▶ _Raw data_

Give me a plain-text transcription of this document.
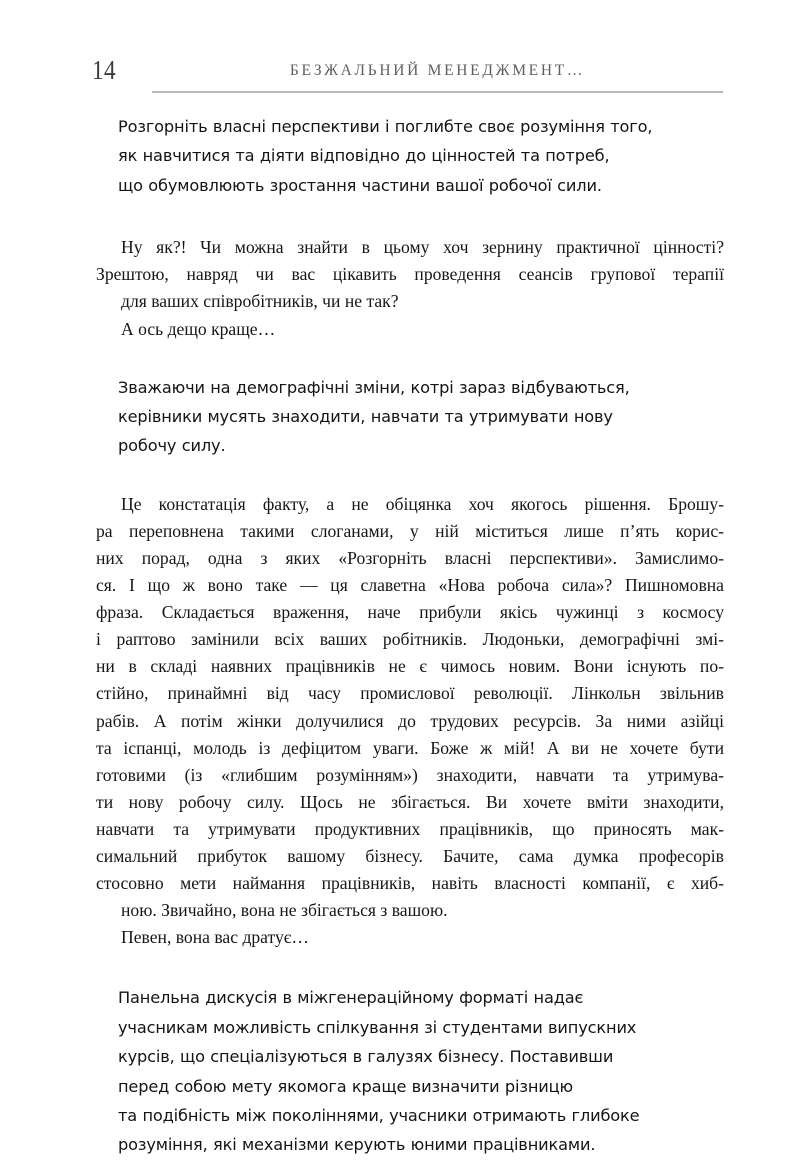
14	БЕЗЖАЛЬНИЙ МЕНЕДЖМЕНТ…
Розгорніть власні перспективи і поглибте своє розуміння того,
як навчитися та діяти відповідно до цінностей та потреб,
що обумовлюють зростання частини вашої робочої сили.
Ну як?! Чи можна знайти в цьому хоч зернину практичної цінності?
Зрештою, навряд чи вас цікавить проведення сеансів групової терапії
для ваших співробітників, чи не так?
А ось дещо краще…
Зважаючи на демографічні зміни, котрі зараз відбуваються,
керівники мусять знаходити, навчати та утримувати нову
робочу силу.
Це констатація факту, а не обіцянка хоч якогось рішення. Брошу-
ра переповнена такими слоганами, у ній міститься лише п’ять корис-
них порад, одна з яких «Розгорніть власні перспективи». Замислимо-
ся. І що ж воно таке — ця славетна «Нова робоча сила»? Пишномовна
фраза. Складається враження, наче прибули якісь чужинці з космосу
і раптово замінили всіх ваших робітників. Людоньки, демографічні змі-
ни в складі наявних працівників не є чимось новим. Вони існують по-
стійно, принаймні від часу промислової революції. Лінкольн звільнив
рабів. А потім жінки долучилися до трудових ресурсів. За ними азійці
та іспанці, молодь із дефіцитом уваги. Боже ж мій! А ви не хочете бути
готовими (із «глибшим розумінням») знаходити, навчати та утримува-
ти нову робочу силу. Щось не збігається. Ви хочете вміти знаходити,
навчати та утримувати продуктивних працівників, що приносять мак-
симальний прибуток вашому бізнесу. Бачите, сама думка професорів
стосовно мети наймання працівників, навіть власності компанії, є хиб-
ною. Звичайно, вона не збігається з вашою.
Певен, вона вас дратує…
Панельна дискусія в міжгенераційному форматі надає
учасникам можливість спілкування зі студентами випускних
курсів, що спеціалізуються в галузях бізнесу. Поставивши
перед собою мету якомога краще визначити різницю
та подібність між поколіннями, учасники отримають глибоке
розуміння, які механізми керують юними працівниками.
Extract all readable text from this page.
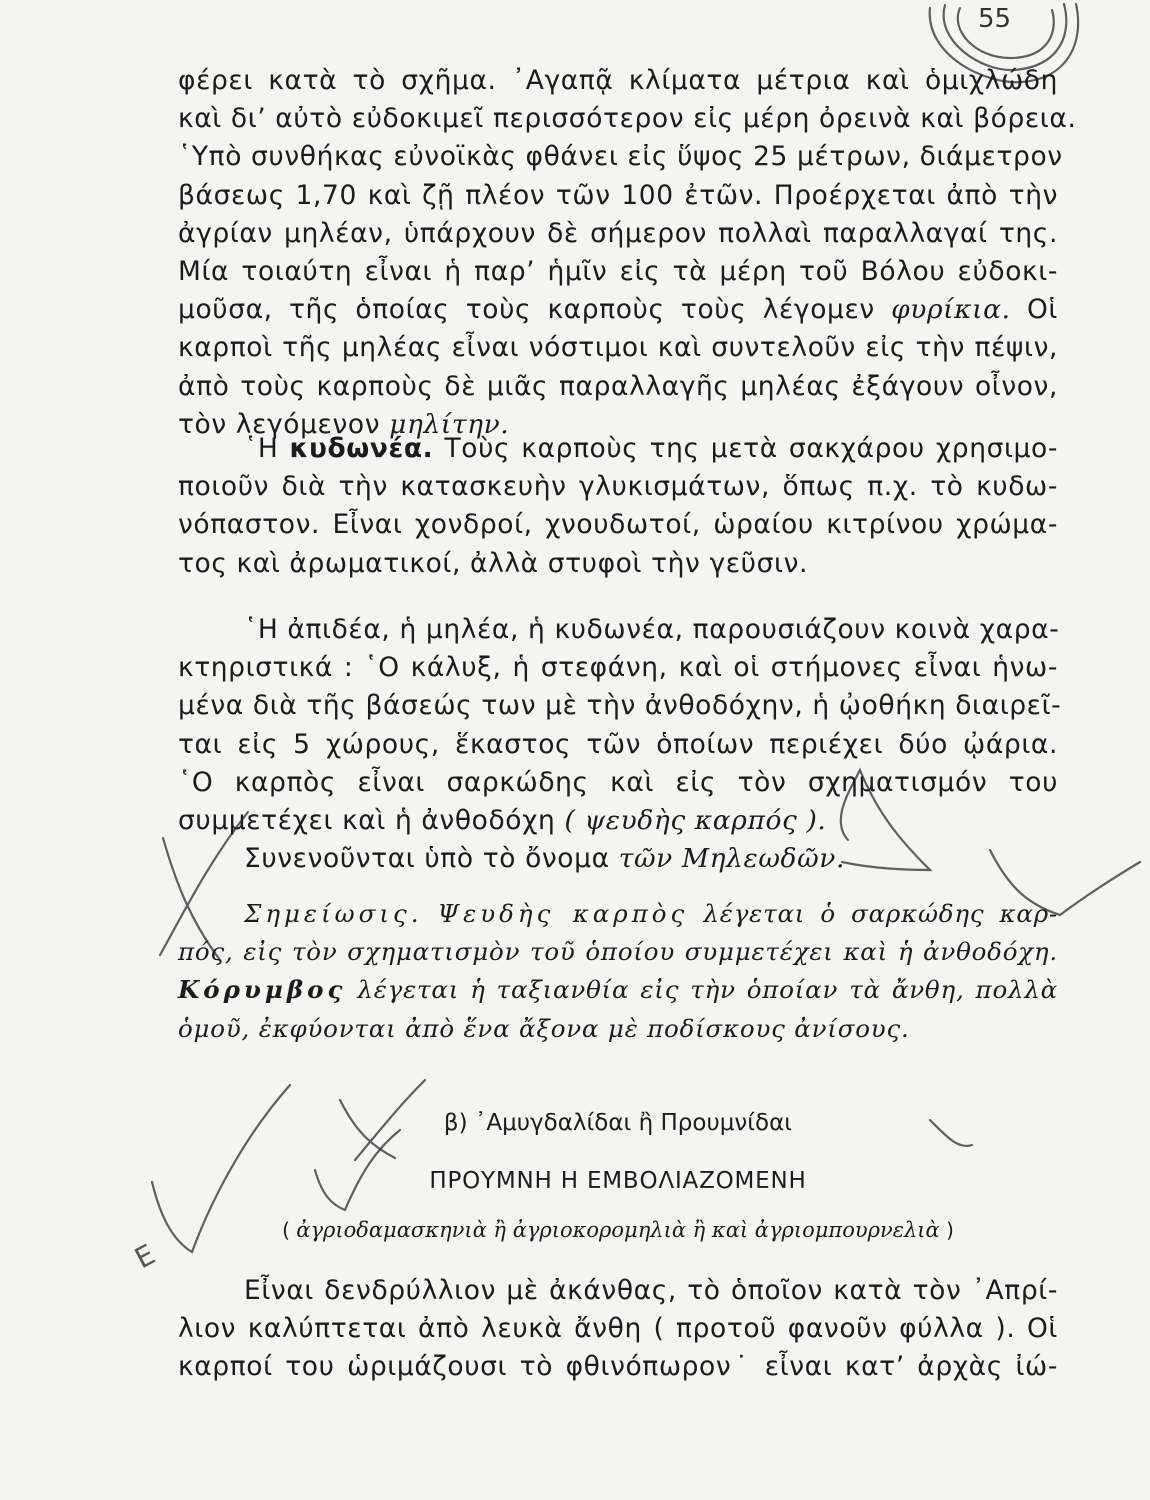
55
φέρει κατὰ τὸ σχῆμα. ᾿Αγαπᾷ κλίματα μέτρια καὶ ὁμιχλώδη
καὶ δι’ αὐτὸ εὐδοκιμεῖ περισσότερον εἰς μέρη ὀρεινὰ καὶ βόρεια.
῾Υπὸ συνθήκας εὐνοϊκὰς φθάνει εἰς ὕψος 25 μέτρων, διάμετρον
βάσεως 1,70 καὶ ζῇ πλέον τῶν 100 ἐτῶν. Προέρχεται ἀπὸ τὴν
ἀγρίαν μηλέαν, ὑπάρχουν δὲ σήμερον πολλαὶ παραλλαγαί της.
Μία τοιαύτη εἶναι ἡ παρ’ ἡμῖν εἰς τὰ μέρη τοῦ Βόλου εὐδοκι-
μοῦσα, τῆς ὁποίας τοὺς καρποὺς τοὺς λέγομεν φυρίκια. Οἱ
καρποὶ τῆς μηλέας εἶναι νόστιμοι καὶ συντελοῦν εἰς τὴν πέψιν,
ἀπὸ τοὺς καρποὺς δὲ μιᾶς παραλλαγῆς μηλέας ἐξάγουν οἶνον,
τὸν λεγόμενον μηλίτην.
῾Η κυδωνέα. Τοὺς καρποὺς της μετὰ σακχάρου χρησιμο-
ποιοῦν διὰ τὴν κατασκευὴν γλυκισμάτων, ὅπως π.χ. τὸ κυδω-
νόπαστον. Εἶναι χονδροί, χνουδωτοί, ὡραίου κιτρίνου χρώμα-
τος καὶ ἀρωματικοί, ἀλλὰ στυφοὶ τὴν γεῦσιν.
῾Η ἀπιδέα, ἡ μηλέα, ἡ κυδωνέα, παρουσιάζουν κοινὰ χαρα-
κτηριστικά : ῾Ο κάλυξ, ἡ στεφάνη, καὶ οἱ στήμονες εἶναι ἡνω-
μένα διὰ τῆς βάσεώς των μὲ τὴν ἀνθοδόχην, ἡ ᾠοθήκη διαιρεῖ-
ται εἰς 5 χώρους, ἕκαστος τῶν ὁποίων περιέχει δύο ᾠάρια.
῾Ο καρπὸς εἶναι σαρκώδης καὶ εἰς τὸν σχηματισμόν του
συμμετέχει καὶ ἡ ἀνθοδόχη ( ψευδὴς καρπός ).
Συνενοῦνται ὑπὸ τὸ ὄνομα τῶν Μηλεωδῶν.
Σημείωσις. Ψευδὴς καρπὸς λέγεται ὁ σαρκώδης καρ-
πός, εἰς τὸν σχηματισμὸν τοῦ ὁποίου συμμετέχει καὶ ἡ ἀνθοδόχη.
Κόρυμβος λέγεται ἡ ταξιανθία εἰς τὴν ὁποίαν τὰ ἄνθη, πολλὰ
ὁμοῦ, ἐκφύονται ἀπὸ ἕνα ἄξονα μὲ ποδίσκους ἀνίσους.
β) ᾿Αμυγδαλίδαι ἢ Προυμνίδαι
ΠΡΟΥΜΝΗ Η ΕΜΒΟΛΙΑΖΟΜΕΝΗ
( ἀγριοδαμασκηνιὰ ἢ ἀγριοκορομηλιὰ ἢ καὶ ἀγριομπουρνελιὰ )
Εἶναι δενδρύλλιον μὲ ἀκάνθας, τὸ ὁποῖον κατὰ τὸν ᾿Απρί-
λιον καλύπτεται ἀπὸ λευκὰ ἄνθη ( προτοῦ φανοῦν φύλλα ). Οἱ
καρποί του ὡριμάζουσι τὸ φθινόπωρον˙ εἶναι κατ’ ἀρχὰς ἰώ-
Ε
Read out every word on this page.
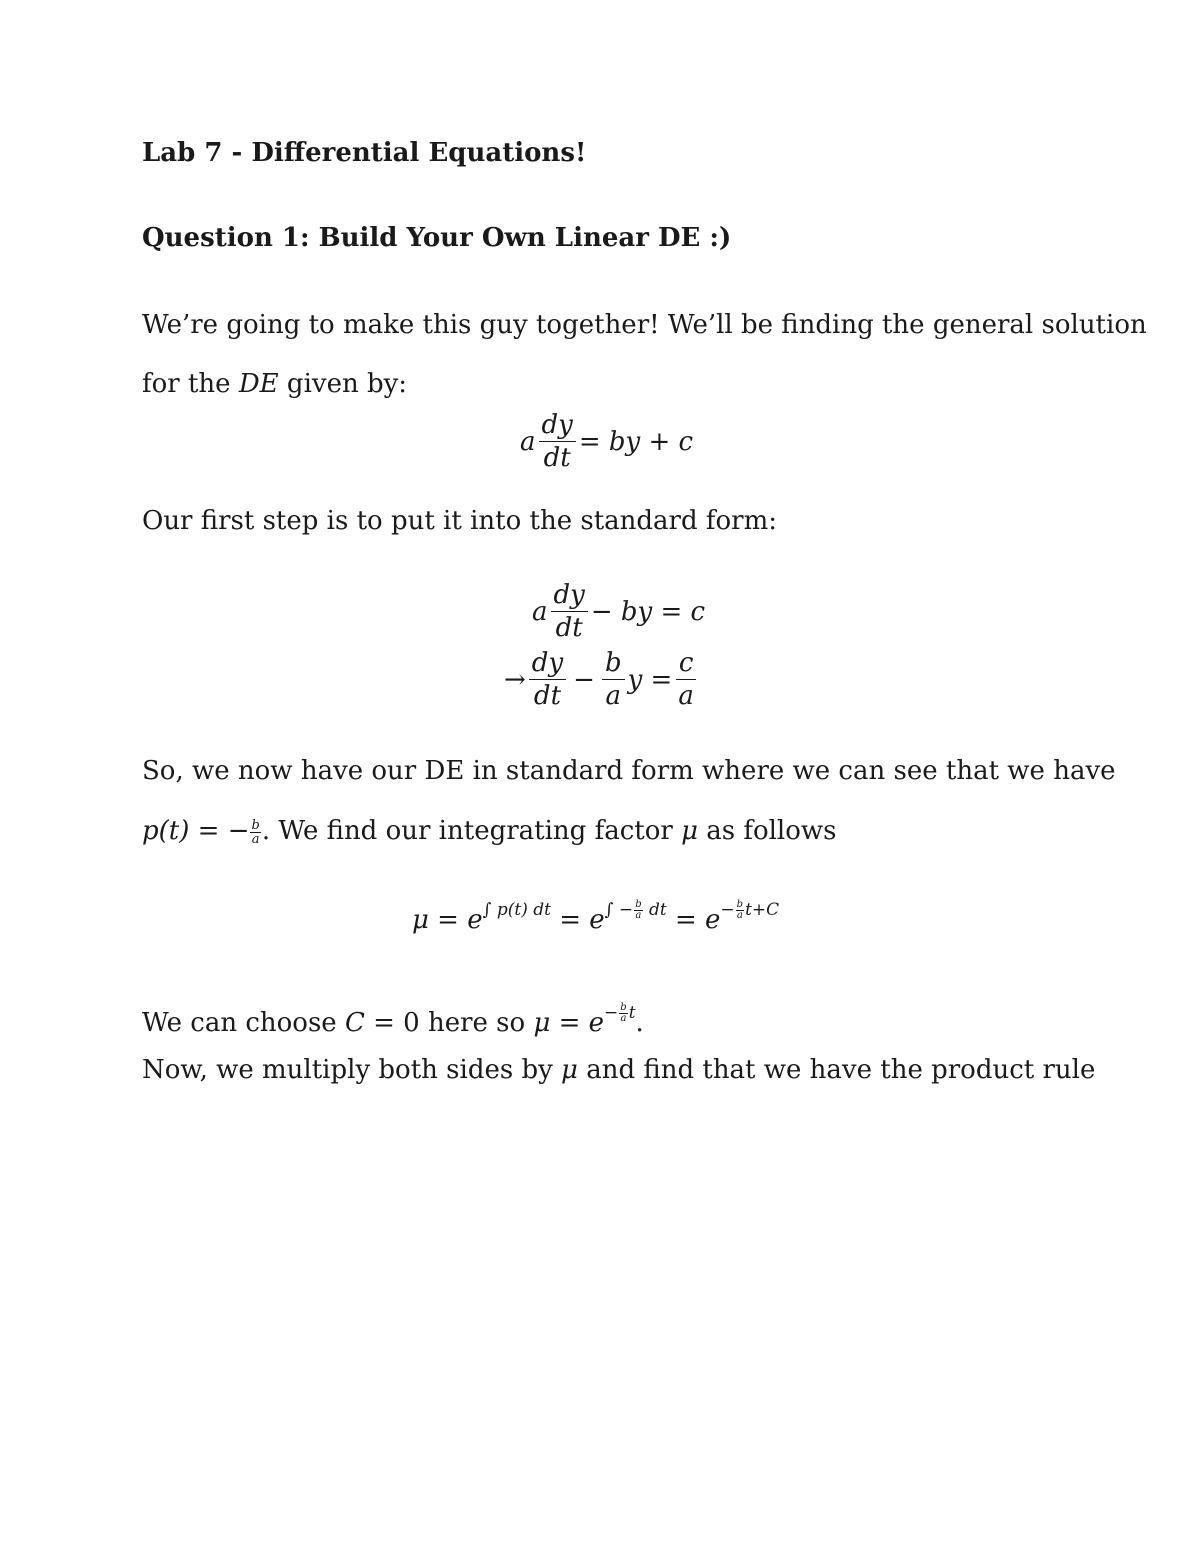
Lab 7 - Differential Equations!
Question 1: Build Your Own Linear DE :)
We’re going to make this guy together! We’ll be finding the general solution
for the DE given by:
a $\frac{dy}{dt}$ = by + c
Our first step is to put it into the standard form:
a $\frac{dy}{dt}$ − by = c
→ $\frac{dy}{dt} - \frac{b}{a}$ $y = \frac{c}{a}$
So, we now have our DE in standard form where we can see that we have
p(t) = − $\frac{b}{a}$ . We find our integrating factor μ as follows
$\mu = e^{\int p(t) dt} = e^{\int - \frac{b}{a} dt} = e^{- \frac{b}{a} t+C}$
We can choose C = 0 here so $\mu = e^{- \frac{b}{a} t}$.
Now, we multiply both sides by μ and find that we have the product rule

▶ _Given task_
Above are some records. Report the number of their lines that include "have", and add nothing else.

▶ _Reply_
2